━━ DATA ━━
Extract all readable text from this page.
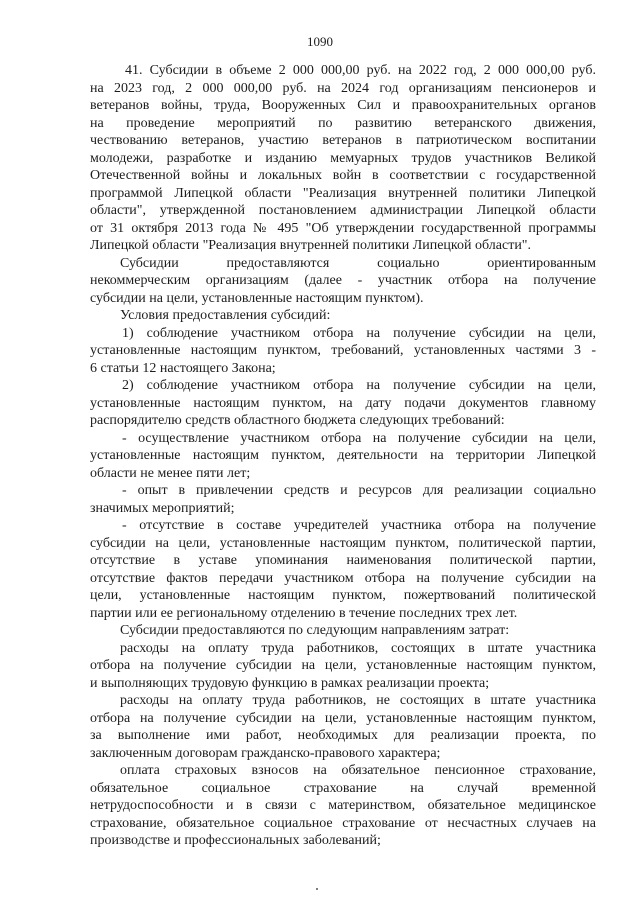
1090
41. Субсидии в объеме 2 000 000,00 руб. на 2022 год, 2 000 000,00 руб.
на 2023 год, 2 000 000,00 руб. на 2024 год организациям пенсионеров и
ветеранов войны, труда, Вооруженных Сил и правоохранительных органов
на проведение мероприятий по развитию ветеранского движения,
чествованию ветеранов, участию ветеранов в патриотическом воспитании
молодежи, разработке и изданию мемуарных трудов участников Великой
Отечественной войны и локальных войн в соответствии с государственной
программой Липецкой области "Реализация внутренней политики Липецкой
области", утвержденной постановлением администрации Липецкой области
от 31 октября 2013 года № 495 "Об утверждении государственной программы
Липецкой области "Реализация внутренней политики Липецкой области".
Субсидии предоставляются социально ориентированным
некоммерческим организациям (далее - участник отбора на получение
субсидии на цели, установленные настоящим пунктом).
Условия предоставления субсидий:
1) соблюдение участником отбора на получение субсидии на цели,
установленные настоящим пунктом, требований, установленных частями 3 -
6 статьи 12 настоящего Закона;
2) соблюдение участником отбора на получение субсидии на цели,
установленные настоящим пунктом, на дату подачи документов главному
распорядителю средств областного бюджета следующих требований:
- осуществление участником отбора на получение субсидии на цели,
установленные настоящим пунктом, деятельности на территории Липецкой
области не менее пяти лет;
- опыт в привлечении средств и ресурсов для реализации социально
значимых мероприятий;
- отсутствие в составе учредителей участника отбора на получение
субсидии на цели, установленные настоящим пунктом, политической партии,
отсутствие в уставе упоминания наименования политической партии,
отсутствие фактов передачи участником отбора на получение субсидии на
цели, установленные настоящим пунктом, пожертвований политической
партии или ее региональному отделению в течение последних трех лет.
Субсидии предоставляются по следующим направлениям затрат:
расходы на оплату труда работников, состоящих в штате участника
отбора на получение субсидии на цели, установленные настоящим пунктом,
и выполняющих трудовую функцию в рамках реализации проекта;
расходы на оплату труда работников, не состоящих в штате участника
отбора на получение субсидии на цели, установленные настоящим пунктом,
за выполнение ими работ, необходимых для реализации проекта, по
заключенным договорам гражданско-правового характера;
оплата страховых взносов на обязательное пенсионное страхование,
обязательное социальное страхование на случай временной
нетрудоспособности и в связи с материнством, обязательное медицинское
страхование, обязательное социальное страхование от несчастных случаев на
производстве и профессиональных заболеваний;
━━━
> _SHORT EXERCISE_
Scan the listing above. Gather each line that contains the word "работников".

> _EXERCISE OUTPUT_
расходы на оплату труда работников, состоящих в штате участника
расходы на оплату труда работников, не состоящих в штате участника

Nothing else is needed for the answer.